### AIM OF THE TASK
Write out the entries again exactly as they are given.

[START RECORDS PROVIDED]

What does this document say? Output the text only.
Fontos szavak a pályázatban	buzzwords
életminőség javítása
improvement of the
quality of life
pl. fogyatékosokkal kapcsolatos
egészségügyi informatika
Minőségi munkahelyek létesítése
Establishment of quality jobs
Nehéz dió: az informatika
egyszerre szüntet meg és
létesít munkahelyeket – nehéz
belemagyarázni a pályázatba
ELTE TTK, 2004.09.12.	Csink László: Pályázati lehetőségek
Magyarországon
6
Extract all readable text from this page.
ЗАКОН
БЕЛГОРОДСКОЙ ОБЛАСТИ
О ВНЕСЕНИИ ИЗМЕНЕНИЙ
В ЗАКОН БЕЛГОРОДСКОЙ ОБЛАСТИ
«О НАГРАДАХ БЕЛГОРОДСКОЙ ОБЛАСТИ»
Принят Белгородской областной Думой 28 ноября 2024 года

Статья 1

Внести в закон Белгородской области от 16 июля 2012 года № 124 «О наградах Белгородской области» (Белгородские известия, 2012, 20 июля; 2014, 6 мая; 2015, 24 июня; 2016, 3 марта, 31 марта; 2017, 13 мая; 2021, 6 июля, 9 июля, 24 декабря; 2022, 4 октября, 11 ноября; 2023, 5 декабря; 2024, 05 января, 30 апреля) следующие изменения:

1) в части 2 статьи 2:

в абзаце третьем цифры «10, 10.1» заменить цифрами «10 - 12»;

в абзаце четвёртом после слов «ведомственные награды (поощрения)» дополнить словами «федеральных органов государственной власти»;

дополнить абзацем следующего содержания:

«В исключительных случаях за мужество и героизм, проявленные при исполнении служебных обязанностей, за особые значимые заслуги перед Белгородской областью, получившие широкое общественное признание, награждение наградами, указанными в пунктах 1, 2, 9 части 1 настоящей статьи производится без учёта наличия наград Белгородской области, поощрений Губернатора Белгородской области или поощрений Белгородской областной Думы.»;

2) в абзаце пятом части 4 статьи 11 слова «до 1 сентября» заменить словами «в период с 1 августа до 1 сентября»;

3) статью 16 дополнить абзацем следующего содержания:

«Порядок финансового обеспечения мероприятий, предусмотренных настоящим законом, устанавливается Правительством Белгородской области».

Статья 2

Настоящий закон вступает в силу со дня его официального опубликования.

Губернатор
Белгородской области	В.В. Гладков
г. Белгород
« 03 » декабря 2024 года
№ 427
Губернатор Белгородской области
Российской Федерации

[END RECORDS PROVIDED]

### RESPONSE
What does this document say? Output the text only.
Fontos szavak a pályázatban	buzzwords
életminőség javítása
improvement of the
quality of life
pl. fogyatékosokkal kapcsolatos
egészségügyi informatika
Minőségi munkahelyek létesítése
Establishment of quality jobs
Nehéz dió: az informatika
egyszerre szüntet meg és
létesít munkahelyeket – nehéz
belemagyarázni a pályázatba
ELTE TTK, 2004.09.12.	Csink László: Pályázati lehetőségek
Magyarországon
6
Extract all readable text from this page.
ЗАКОН
БЕЛГОРОДСКОЙ ОБЛАСТИ
О ВНЕСЕНИИ ИЗМЕНЕНИЙ
В ЗАКОН БЕЛГОРОДСКОЙ ОБЛАСТИ
«О НАГРАДАХ БЕЛГОРОДСКОЙ ОБЛАСТИ»
Принят Белгородской областной Думой 28 ноября 2024 года

Статья 1

Внести в закон Белгородской области от 16 июля 2012 года № 124 «О наградах Белгородской области» (Белгородские известия, 2012, 20 июля; 2014, 6 мая; 2015, 24 июня; 2016, 3 марта, 31 марта; 2017, 13 мая; 2021, 6 июля, 9 июля, 24 декабря; 2022, 4 октября, 11 ноября; 2023, 5 декабря; 2024, 05 января, 30 апреля) следующие изменения:

1) в части 2 статьи 2:

в абзаце третьем цифры «10, 10.1» заменить цифрами «10 - 12»;

в абзаце четвёртом после слов «ведомственные награды (поощрения)» дополнить словами «федеральных органов государственной власти»;

дополнить абзацем следующего содержания:

«В исключительных случаях за мужество и героизм, проявленные при исполнении служебных обязанностей, за особые значимые заслуги перед Белгородской областью, получившие широкое общественное признание, награждение наградами, указанными в пунктах 1, 2, 9 части 1 настоящей статьи производится без учёта наличия наград Белгородской области, поощрений Губернатора Белгородской области или поощрений Белгородской областной Думы.»;

2) в абзаце пятом части 4 статьи 11 слова «до 1 сентября» заменить словами «в период с 1 августа до 1 сентября»;

3) статью 16 дополнить абзацем следующего содержания:

«Порядок финансового обеспечения мероприятий, предусмотренных настоящим законом, устанавливается Правительством Белгородской области».

Статья 2

Настоящий закон вступает в силу со дня его официального опубликования.

Губернатор
Белгородской области	В.В. Гладков
г. Белгород
« 03 » декабря 2024 года
№ 427
Губернатор Белгородской области
Российской Федерации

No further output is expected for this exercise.